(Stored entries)
## BEGIN

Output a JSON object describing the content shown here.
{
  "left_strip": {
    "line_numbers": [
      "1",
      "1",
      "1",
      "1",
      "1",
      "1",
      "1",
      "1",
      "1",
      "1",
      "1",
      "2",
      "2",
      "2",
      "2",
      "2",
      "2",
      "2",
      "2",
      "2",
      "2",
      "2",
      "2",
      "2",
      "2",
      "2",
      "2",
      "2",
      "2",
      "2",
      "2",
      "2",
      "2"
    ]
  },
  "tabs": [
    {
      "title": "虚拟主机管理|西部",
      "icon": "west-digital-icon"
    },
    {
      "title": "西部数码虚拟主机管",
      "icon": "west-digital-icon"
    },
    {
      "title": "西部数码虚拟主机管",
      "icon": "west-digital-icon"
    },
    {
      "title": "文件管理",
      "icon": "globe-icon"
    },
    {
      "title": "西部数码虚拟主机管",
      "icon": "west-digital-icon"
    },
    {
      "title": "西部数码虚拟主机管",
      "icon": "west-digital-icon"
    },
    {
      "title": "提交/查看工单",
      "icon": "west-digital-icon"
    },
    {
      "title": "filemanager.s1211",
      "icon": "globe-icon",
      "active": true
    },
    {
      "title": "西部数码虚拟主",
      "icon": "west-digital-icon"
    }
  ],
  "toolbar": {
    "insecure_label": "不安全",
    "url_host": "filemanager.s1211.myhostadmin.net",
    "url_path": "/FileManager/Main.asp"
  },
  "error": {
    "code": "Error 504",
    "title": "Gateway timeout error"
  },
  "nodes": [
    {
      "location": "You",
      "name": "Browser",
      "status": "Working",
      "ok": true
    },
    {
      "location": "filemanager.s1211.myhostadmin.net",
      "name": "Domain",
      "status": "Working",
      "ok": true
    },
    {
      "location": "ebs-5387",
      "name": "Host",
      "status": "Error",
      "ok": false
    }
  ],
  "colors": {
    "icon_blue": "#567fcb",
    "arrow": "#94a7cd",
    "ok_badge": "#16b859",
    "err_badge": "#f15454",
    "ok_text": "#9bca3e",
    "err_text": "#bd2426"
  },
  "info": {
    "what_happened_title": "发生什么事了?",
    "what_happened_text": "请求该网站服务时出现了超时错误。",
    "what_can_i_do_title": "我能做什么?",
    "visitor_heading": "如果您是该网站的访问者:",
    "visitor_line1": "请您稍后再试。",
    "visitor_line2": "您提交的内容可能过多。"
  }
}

## END

**AIM:** Copy out all of the records above with nothing altered.

**EXERCISE OUTPUT:**
Output a JSON object describing the content shown here.
{
  "left_strip": {
    "line_numbers": [
      "1",
      "1",
      "1",
      "1",
      "1",
      "1",
      "1",
      "1",
      "1",
      "1",
      "1",
      "2",
      "2",
      "2",
      "2",
      "2",
      "2",
      "2",
      "2",
      "2",
      "2",
      "2",
      "2",
      "2",
      "2",
      "2",
      "2",
      "2",
      "2",
      "2",
      "2",
      "2",
      "2"
    ]
  },
  "tabs": [
    {
      "title": "虚拟主机管理|西部",
      "icon": "west-digital-icon"
    },
    {
      "title": "西部数码虚拟主机管",
      "icon": "west-digital-icon"
    },
    {
      "title": "西部数码虚拟主机管",
      "icon": "west-digital-icon"
    },
    {
      "title": "文件管理",
      "icon": "globe-icon"
    },
    {
      "title": "西部数码虚拟主机管",
      "icon": "west-digital-icon"
    },
    {
      "title": "西部数码虚拟主机管",
      "icon": "west-digital-icon"
    },
    {
      "title": "提交/查看工单",
      "icon": "west-digital-icon"
    },
    {
      "title": "filemanager.s1211",
      "icon": "globe-icon",
      "active": true
    },
    {
      "title": "西部数码虚拟主",
      "icon": "west-digital-icon"
    }
  ],
  "toolbar": {
    "insecure_label": "不安全",
    "url_host": "filemanager.s1211.myhostadmin.net",
    "url_path": "/FileManager/Main.asp"
  },
  "error": {
    "code": "Error 504",
    "title": "Gateway timeout error"
  },
  "nodes": [
    {
      "location": "You",
      "name": "Browser",
      "status": "Working",
      "ok": true
    },
    {
      "location": "filemanager.s1211.myhostadmin.net",
      "name": "Domain",
      "status": "Working",
      "ok": true
    },
    {
      "location": "ebs-5387",
      "name": "Host",
      "status": "Error",
      "ok": false
    }
  ],
  "colors": {
    "icon_blue": "#567fcb",
    "arrow": "#94a7cd",
    "ok_badge": "#16b859",
    "err_badge": "#f15454",
    "ok_text": "#9bca3e",
    "err_text": "#bd2426"
  },
  "info": {
    "what_happened_title": "发生什么事了?",
    "what_happened_text": "请求该网站服务时出现了超时错误。",
    "what_can_i_do_title": "我能做什么?",
    "visitor_heading": "如果您是该网站的访问者:",
    "visitor_line1": "请您稍后再试。",
    "visitor_line2": "您提交的内容可能过多。"
  }
}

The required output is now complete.